» **Given request**
Provide an exact copy of the data, excluding the images.

» **Dataset content**
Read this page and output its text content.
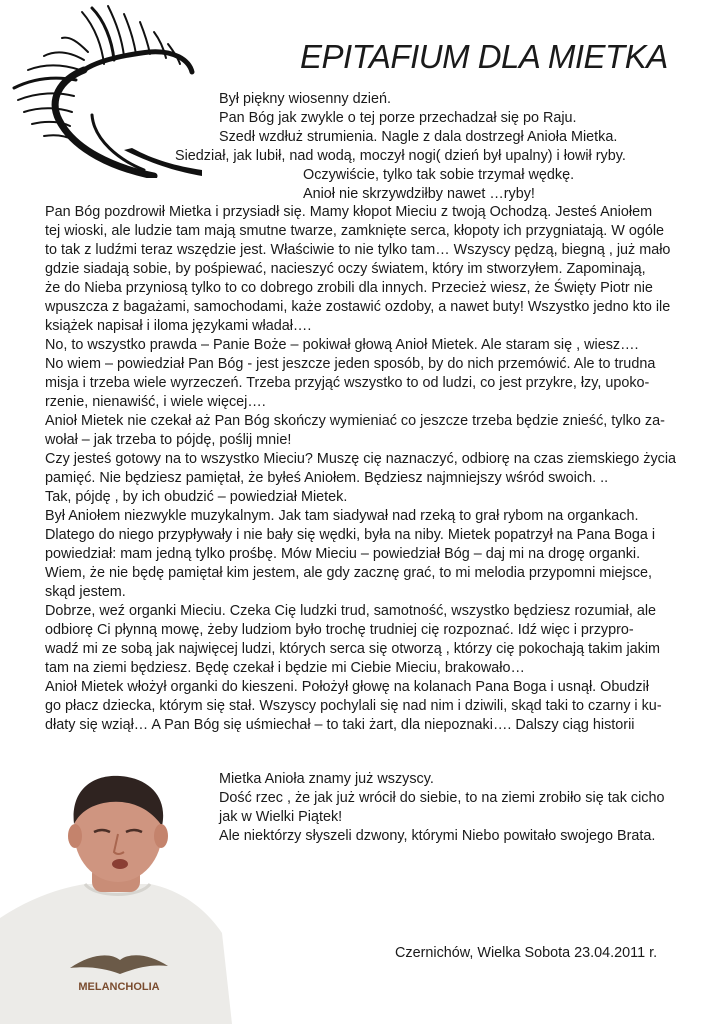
EPITAFIUM DLA MIETKA
Był piękny wiosenny dzień.
Pan Bóg jak zwykle o tej porze przechadzał się po Raju.
Szedł wzdłuż strumienia. Nagle z dala dostrzegł Anioła Mietka.
Siedział, jak lubił, nad wodą, moczył nogi( dzień był upalny) i łowił ryby.
Oczywiście, tylko tak sobie trzymał wędkę.
Anioł nie skrzywdziłby nawet …ryby!
Pan Bóg pozdrowił Mietka i przysiadł się. Mamy kłopot Mieciu z twoją Ochodzą. Jesteś Aniołem
tej wioski, ale ludzie tam mają smutne twarze, zamknięte serca, kłopoty ich przygniatają. W ogóle
to tak z ludźmi teraz wszędzie jest. Właściwie to nie tylko tam… Wszyscy pędzą, biegną , już mało
gdzie siadają sobie, by pośpiewać, nacieszyć oczy światem, który im stworzyłem. Zapominają,
że do Nieba przyniosą tylko to co dobrego zrobili dla innych. Przecież wiesz, że Święty Piotr nie
wpuszcza z bagażami, samochodami, każe zostawić ozdoby, a nawet buty! Wszystko jedno kto ile
książek napisał i iloma językami władał….
No, to wszystko prawda – Panie Boże – pokiwał głową Anioł Mietek. Ale staram się , wiesz….
No wiem – powiedział Pan Bóg - jest jeszcze jeden sposób, by do nich przemówić. Ale to trudna
misja i trzeba wiele wyrzeczeń. Trzeba przyjąć wszystko to od ludzi, co jest przykre, łzy, upoko-
rzenie, nienawiść, i wiele więcej….
Anioł Mietek nie czekał aż Pan Bóg skończy wymieniać co jeszcze trzeba będzie znieść, tylko za-
wołał – jak trzeba to pójdę, poślij mnie!
Czy jesteś gotowy na to wszystko Mieciu? Muszę cię naznaczyć, odbiorę na czas ziemskiego życia
pamięć. Nie będziesz pamiętał, że byłeś Aniołem. Będziesz najmniejszy wśród swoich. ..
Tak, pójdę , by ich obudzić – powiedział Mietek.
Był Aniołem niezwykle muzykalnym. Jak tam siadywał nad rzeką to grał rybom na organkach.
Dlatego do niego przypływały i nie bały się wędki, była na niby. Mietek popatrzył na Pana Boga i
powiedział: mam jedną tylko prośbę. Mów Mieciu – powiedział Bóg – daj mi na drogę organki.
Wiem, że nie będę pamiętał kim jestem, ale gdy zacznę grać, to mi melodia przypomni miejsce,
skąd jestem.
Dobrze, weź organki Mieciu. Czeka Cię ludzki trud, samotność, wszystko będziesz rozumiał, ale
odbiorę Ci płynną mowę, żeby ludziom było trochę trudniej cię rozpoznać. Idź więc i przypro-
wadź mi ze sobą jak najwięcej ludzi, których serca się otworzą , którzy cię pokochają takim jakim
tam na ziemi będziesz. Będę czekał i będzie mi Ciebie Mieciu, brakowało…
Anioł Mietek włożył organki do kieszeni. Położył głowę na kolanach Pana Boga i usnął. Obudził
go płacz dziecka, którym się stał. Wszyscy pochylali się nad nim i dziwili, skąd taki to czarny i ku-
dłaty się wziął… A Pan Bóg się uśmiechał – to taki żart, dla niepoznaki…. Dalszy ciąg historii
MELANCHOLIA
Mietka Anioła znamy już wszyscy.
Dość rzec , że jak już wrócił do siebie, to na ziemi zrobiło się tak cicho
jak w Wielki Piątek!
Ale niektórzy słyszeli dzwony, którymi Niebo powitało swojego Brata.
Czernichów, Wielka Sobota 23.04.2011 r.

» **Answer to this exercise**
Read this page and output its text content.
EPITAFIUM DLA MIETKA
Był piękny wiosenny dzień.
Pan Bóg jak zwykle o tej porze przechadzał się po Raju.
Szedł wzdłuż strumienia. Nagle z dala dostrzegł Anioła Mietka.
Siedział, jak lubił, nad wodą, moczył nogi( dzień był upalny) i łowił ryby.
Oczywiście, tylko tak sobie trzymał wędkę.
Anioł nie skrzywdziłby nawet …ryby!
Pan Bóg pozdrowił Mietka i przysiadł się. Mamy kłopot Mieciu z twoją Ochodzą. Jesteś Aniołem
tej wioski, ale ludzie tam mają smutne twarze, zamknięte serca, kłopoty ich przygniatają. W ogóle
to tak z ludźmi teraz wszędzie jest. Właściwie to nie tylko tam… Wszyscy pędzą, biegną , już mało
gdzie siadają sobie, by pośpiewać, nacieszyć oczy światem, który im stworzyłem. Zapominają,
że do Nieba przyniosą tylko to co dobrego zrobili dla innych. Przecież wiesz, że Święty Piotr nie
wpuszcza z bagażami, samochodami, każe zostawić ozdoby, a nawet buty! Wszystko jedno kto ile
książek napisał i iloma językami władał….
No, to wszystko prawda – Panie Boże – pokiwał głową Anioł Mietek. Ale staram się , wiesz….
No wiem – powiedział Pan Bóg - jest jeszcze jeden sposób, by do nich przemówić. Ale to trudna
misja i trzeba wiele wyrzeczeń. Trzeba przyjąć wszystko to od ludzi, co jest przykre, łzy, upoko-
rzenie, nienawiść, i wiele więcej….
Anioł Mietek nie czekał aż Pan Bóg skończy wymieniać co jeszcze trzeba będzie znieść, tylko za-
wołał – jak trzeba to pójdę, poślij mnie!
Czy jesteś gotowy na to wszystko Mieciu? Muszę cię naznaczyć, odbiorę na czas ziemskiego życia
pamięć. Nie będziesz pamiętał, że byłeś Aniołem. Będziesz najmniejszy wśród swoich. ..
Tak, pójdę , by ich obudzić – powiedział Mietek.
Był Aniołem niezwykle muzykalnym. Jak tam siadywał nad rzeką to grał rybom na organkach.
Dlatego do niego przypływały i nie bały się wędki, była na niby. Mietek popatrzył na Pana Boga i
powiedział: mam jedną tylko prośbę. Mów Mieciu – powiedział Bóg – daj mi na drogę organki.
Wiem, że nie będę pamiętał kim jestem, ale gdy zacznę grać, to mi melodia przypomni miejsce,
skąd jestem.
Dobrze, weź organki Mieciu. Czeka Cię ludzki trud, samotność, wszystko będziesz rozumiał, ale
odbiorę Ci płynną mowę, żeby ludziom było trochę trudniej cię rozpoznać. Idź więc i przypro-
wadź mi ze sobą jak najwięcej ludzi, których serca się otworzą , którzy cię pokochają takim jakim
tam na ziemi będziesz. Będę czekał i będzie mi Ciebie Mieciu, brakowało…
Anioł Mietek włożył organki do kieszeni. Położył głowę na kolanach Pana Boga i usnął. Obudził
go płacz dziecka, którym się stał. Wszyscy pochylali się nad nim i dziwili, skąd taki to czarny i ku-
dłaty się wziął… A Pan Bóg się uśmiechał – to taki żart, dla niepoznaki…. Dalszy ciąg historii
MELANCHOLIA
Mietka Anioła znamy już wszyscy.
Dość rzec , że jak już wrócił do siebie, to na ziemi zrobiło się tak cicho
jak w Wielki Piątek!
Ale niektórzy słyszeli dzwony, którymi Niebo powitało swojego Brata.
Czernichów, Wielka Sobota 23.04.2011 r.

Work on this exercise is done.